# SET EXERCISE
Report back each line of the records that contains the string "genou".

# EXTRACTED MATERIAL
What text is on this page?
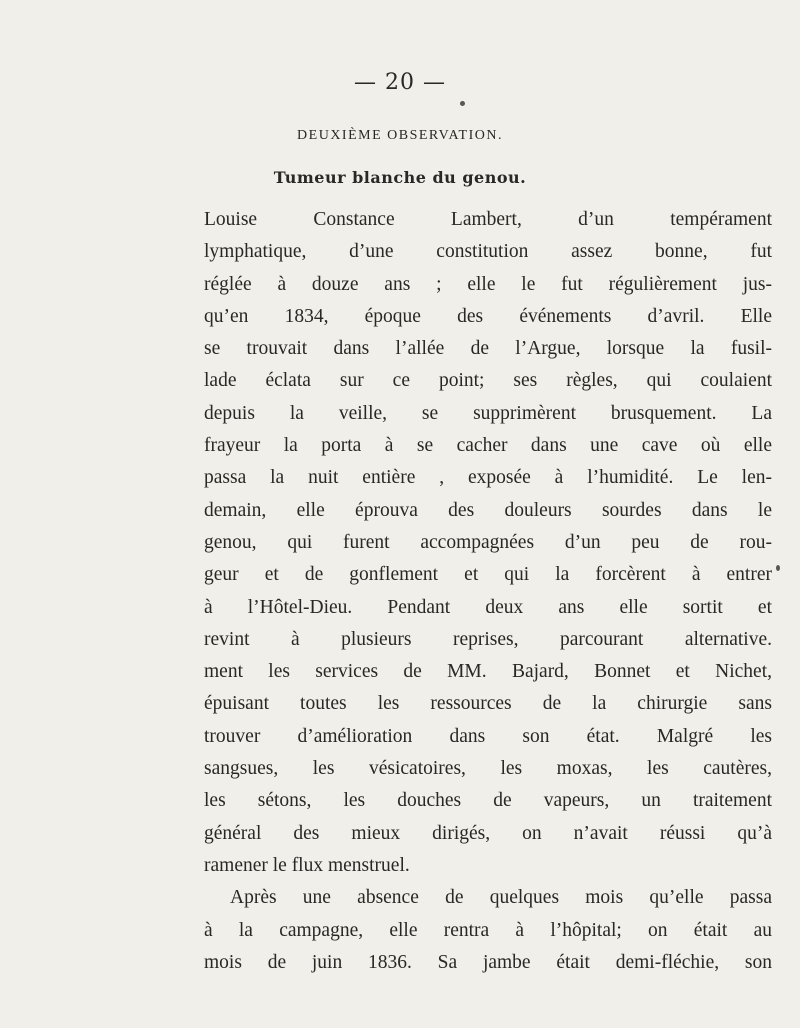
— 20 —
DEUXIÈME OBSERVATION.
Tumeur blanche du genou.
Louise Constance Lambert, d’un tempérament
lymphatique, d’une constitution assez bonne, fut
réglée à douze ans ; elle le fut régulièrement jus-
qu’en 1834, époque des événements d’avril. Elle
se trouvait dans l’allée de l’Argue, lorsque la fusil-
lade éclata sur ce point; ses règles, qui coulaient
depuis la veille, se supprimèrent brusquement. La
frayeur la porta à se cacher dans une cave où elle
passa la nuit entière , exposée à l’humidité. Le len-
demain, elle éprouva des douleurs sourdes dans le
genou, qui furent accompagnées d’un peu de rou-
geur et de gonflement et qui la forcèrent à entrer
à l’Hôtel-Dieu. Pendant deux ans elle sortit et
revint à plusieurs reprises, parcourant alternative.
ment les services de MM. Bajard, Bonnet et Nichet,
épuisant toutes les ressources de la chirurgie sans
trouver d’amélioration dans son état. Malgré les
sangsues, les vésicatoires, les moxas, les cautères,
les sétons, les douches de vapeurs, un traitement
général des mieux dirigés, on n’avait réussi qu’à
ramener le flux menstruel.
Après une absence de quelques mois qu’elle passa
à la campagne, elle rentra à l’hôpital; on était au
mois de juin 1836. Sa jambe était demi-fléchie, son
---
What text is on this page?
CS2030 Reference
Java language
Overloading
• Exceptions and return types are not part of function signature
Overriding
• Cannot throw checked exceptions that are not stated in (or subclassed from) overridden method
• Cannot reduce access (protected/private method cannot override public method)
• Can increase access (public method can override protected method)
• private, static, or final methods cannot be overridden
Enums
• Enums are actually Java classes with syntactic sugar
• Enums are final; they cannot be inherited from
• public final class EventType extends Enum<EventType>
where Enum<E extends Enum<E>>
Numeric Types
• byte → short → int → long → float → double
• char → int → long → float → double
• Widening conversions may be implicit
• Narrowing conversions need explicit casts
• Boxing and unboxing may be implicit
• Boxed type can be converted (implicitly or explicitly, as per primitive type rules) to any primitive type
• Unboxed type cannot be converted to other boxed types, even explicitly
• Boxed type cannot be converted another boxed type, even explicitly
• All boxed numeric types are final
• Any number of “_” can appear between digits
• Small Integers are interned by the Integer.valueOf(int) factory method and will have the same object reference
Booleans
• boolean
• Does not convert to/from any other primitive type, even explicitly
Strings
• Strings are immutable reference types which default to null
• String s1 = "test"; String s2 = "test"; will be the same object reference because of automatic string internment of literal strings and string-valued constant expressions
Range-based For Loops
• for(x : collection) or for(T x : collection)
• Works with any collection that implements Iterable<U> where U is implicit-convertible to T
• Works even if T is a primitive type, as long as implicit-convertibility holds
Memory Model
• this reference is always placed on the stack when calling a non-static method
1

# ANSWER TO THE PROBLEM
Tumeur blanche du genou.
genou, qui furent accompagnées d’un peu de rou-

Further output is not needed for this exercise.